- _Selected passage_:
Simulation Result 1 Simulation Result 2 Simulation Result 3

In all three simulations (one million iterations per simulation), the results were consistently showing that switching doors resulted in the participant picking the door with the car behind it 66% of the time, whereas sticking with the original door only resulted in picking the correct door 33% of the time. As perplexing as it seems, this validates the claim and requires a deeper dive into the problem set to see what is going on.

Course Correcting Our Intuition

So what is going on here? How is it that we can increase our odds of winning to 66% based on picking between two different doors? Specifically given the fact that we do not know which door the prize is behind. The answer is that the host does significantly more than we originally thought when he reveals one of the doors to be concealing a goat. It is not simply that he has reset the game so that the user has a 50/50 shot between two doors with no further information to go on. No, he has tipped his hand significantly more than that. When a participant initially chooses a door, they have a 1/3 chance their door has the prize behind it. That also means there is a 2/3 chance the prize is behind one of the other two doors that the participant did not pick, which becomes the subset of unchosen doors. Here is where most make their mistake. We presume once the host reveals a door with a goat behind it that the odds of our door being the correct choice now increase from 33% to 50%, but this is not the case. Because the host ALWAYS chooses a door not chosen by the participant but always with a goat behind it, the odds behind our original assessment have not really changed. At the end of the game, our original door will still be the correct door 1 out of every 3 times. Opening another door with a goat behind it cannot possibly influence the space-time continuum and time travel backwards to change the fact that the car will be behind the door we originally choose at a 33% rate. But since the chance the car is behind our original door is always 33%, this means that the chance the car is not behind the door we choose is still 66%. And here is what the host has really done for us that most people do not originally understand. There remains only one choice left amongst the doors the user did not choose. That 66% chance shared between two doors has now been shifted to the unchosen door that the host did not reveal. That door now has a 2 in 3 chance of being the correct door and begs for the participant to switch. A pleading that largely falls upon the deaf ears of each participant.

Another way to think about this that helps is to expand the number of doors within the game. Consider instead of three doors that the participant had chosen one door amongst one hundred doors. The host then opens 98 doors, all with goats behind them, and once again asks if you would like to switch. The mechanism of the game has not changed, but now switching doors puts you at an amazing advantage with a 99% chance of winning the car. Once again, we can correctly intuit that our initial pick has a 1 in 100 chance of being the correct door, which means there is a 99% chance it is in the subset of doors not chosen by the user. Because the host will always open up 98 of the 99 doors within this subset, he is essentially giving us a clue that IF the car is within the subset of doors that we did not pick (but had a 99% chance of being the subset in which the car was in), it would be in the one remaining door he did not open. This is a massive hint that applies just as much to our original example of three doors, just with different percentages.

- _Tasks to complete_:
1 > Which distinct percentages, written with a percent sign, does the Monty Hall passage give?
2 > Can you write out the stretch of the Monty Hall passage from "Simulation Result 1" through "is going on."?
The records are separate from the Monty Hall passage.

- _Data shown_:

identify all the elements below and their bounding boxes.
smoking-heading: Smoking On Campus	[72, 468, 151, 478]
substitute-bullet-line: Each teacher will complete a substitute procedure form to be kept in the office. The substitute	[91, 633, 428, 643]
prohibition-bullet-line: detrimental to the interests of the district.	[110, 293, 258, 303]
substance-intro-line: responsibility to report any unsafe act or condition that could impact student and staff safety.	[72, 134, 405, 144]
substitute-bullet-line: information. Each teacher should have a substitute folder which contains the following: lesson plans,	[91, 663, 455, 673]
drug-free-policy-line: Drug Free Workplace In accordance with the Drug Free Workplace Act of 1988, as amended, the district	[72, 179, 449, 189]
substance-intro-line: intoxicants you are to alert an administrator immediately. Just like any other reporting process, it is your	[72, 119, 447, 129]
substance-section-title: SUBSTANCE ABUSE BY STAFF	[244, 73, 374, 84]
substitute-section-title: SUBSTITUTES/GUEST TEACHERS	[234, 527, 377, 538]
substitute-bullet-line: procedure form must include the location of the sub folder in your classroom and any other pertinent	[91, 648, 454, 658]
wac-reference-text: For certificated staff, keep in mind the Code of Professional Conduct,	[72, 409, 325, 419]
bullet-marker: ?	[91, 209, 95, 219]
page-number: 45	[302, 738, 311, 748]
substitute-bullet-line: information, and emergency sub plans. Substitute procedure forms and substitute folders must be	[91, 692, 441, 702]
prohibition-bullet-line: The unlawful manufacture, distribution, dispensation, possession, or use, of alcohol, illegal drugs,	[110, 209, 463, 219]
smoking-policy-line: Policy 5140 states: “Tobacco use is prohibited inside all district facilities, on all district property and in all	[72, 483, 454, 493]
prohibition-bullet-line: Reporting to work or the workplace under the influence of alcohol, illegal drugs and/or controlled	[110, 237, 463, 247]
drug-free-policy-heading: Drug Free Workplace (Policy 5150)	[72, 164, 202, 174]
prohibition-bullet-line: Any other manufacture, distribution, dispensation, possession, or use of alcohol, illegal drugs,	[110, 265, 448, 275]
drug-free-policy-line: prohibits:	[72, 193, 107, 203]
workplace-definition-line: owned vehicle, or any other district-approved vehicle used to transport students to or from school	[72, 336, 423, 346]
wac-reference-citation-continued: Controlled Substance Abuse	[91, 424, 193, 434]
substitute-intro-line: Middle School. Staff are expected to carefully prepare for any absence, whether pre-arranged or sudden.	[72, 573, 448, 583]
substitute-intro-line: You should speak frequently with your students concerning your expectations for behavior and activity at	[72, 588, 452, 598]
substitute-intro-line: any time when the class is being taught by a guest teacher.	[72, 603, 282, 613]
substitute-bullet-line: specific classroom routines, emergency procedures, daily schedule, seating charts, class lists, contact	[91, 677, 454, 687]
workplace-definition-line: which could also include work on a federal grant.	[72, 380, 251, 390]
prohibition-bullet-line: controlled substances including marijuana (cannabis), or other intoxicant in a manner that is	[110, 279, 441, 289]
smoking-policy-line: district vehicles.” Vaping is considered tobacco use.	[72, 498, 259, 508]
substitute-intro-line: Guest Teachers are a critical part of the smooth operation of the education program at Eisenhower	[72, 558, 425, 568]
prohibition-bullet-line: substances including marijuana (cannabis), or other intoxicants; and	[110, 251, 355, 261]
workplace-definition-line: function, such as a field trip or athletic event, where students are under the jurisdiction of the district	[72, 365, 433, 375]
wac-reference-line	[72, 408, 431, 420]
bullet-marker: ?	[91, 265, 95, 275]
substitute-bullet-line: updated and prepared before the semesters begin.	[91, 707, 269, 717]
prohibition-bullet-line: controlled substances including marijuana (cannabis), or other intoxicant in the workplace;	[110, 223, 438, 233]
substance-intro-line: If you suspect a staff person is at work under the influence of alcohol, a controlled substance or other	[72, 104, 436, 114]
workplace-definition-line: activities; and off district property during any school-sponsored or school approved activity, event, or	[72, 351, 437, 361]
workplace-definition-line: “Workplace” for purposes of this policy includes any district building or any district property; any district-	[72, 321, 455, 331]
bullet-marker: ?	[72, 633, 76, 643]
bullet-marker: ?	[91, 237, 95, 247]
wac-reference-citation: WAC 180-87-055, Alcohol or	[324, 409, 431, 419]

- _Worked solutions_:
1 > 66%, 33%, 50%, 99%

2 >
Simulation Result 1 Simulation Result 2 Simulation Result 3

In all three simulations (one million iterations per simulation), the results were consistently showing that switching doors resulted in the participant picking the door with the car behind it 66% of the time, whereas sticking with the original door only resulted in picking the correct door 33% of the time. As perplexing as it seems, this validates the claim and requires a deeper dive into the problem set to see what is going on.